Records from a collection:
☆ ☆ ☆ ☆ ☆
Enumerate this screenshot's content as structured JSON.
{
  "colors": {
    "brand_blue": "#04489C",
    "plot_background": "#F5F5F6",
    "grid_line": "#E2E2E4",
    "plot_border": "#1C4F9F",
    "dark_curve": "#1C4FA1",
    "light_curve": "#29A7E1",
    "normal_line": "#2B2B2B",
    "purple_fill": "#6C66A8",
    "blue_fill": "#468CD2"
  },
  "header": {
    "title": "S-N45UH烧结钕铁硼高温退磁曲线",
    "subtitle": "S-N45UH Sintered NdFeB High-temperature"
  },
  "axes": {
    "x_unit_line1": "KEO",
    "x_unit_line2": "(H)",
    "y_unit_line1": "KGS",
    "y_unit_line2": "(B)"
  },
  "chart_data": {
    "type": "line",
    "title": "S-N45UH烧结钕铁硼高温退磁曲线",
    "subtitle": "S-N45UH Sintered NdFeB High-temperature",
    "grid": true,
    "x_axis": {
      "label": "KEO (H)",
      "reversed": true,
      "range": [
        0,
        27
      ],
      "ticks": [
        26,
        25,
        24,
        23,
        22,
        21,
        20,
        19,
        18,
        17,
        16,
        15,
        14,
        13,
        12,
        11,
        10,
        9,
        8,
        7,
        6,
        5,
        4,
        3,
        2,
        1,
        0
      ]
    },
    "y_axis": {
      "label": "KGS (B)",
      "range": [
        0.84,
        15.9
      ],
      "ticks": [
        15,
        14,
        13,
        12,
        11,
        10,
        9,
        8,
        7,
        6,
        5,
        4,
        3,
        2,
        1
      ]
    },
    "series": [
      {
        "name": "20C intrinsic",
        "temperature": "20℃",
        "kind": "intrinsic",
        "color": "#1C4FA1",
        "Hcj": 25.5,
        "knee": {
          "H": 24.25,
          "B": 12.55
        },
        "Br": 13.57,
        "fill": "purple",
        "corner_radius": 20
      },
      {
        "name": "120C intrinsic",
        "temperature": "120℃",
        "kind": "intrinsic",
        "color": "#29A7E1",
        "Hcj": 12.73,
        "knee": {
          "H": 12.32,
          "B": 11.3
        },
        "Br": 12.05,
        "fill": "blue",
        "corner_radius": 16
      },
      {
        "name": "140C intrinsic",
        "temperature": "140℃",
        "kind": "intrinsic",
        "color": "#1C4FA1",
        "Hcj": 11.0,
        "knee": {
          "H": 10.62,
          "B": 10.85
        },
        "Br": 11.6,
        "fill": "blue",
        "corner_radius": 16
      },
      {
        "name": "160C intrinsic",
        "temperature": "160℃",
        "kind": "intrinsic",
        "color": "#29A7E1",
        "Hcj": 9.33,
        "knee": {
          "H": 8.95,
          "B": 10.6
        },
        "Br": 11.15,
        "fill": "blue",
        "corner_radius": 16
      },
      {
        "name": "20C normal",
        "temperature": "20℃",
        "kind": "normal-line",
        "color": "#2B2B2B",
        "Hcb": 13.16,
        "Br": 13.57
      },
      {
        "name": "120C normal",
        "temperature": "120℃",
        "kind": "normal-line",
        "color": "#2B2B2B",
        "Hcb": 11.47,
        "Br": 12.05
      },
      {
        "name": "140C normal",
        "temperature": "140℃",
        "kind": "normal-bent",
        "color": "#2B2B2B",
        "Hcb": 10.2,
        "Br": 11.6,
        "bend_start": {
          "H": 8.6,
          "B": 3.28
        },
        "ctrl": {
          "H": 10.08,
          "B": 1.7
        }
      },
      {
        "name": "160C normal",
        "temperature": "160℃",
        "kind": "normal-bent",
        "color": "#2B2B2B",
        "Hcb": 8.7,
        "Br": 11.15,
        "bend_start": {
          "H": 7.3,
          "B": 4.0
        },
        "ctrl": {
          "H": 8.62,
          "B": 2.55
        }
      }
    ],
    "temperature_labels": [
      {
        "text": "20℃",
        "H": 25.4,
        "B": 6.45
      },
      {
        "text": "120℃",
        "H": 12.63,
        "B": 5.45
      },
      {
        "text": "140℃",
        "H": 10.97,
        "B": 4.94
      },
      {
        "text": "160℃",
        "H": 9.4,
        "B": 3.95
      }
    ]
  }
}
☆ ☆ ☆ ☆ ☆
:: Task brief ::
Reproduce each line of the entries in which the word "name" is found.

:: Final answer ::
        "name": "20C intrinsic",
        "name": "120C intrinsic",
        "name": "140C intrinsic",
        "name": "160C intrinsic",
        "name": "20C normal",
        "name": "120C normal",
        "name": "140C normal",
        "name": "160C normal",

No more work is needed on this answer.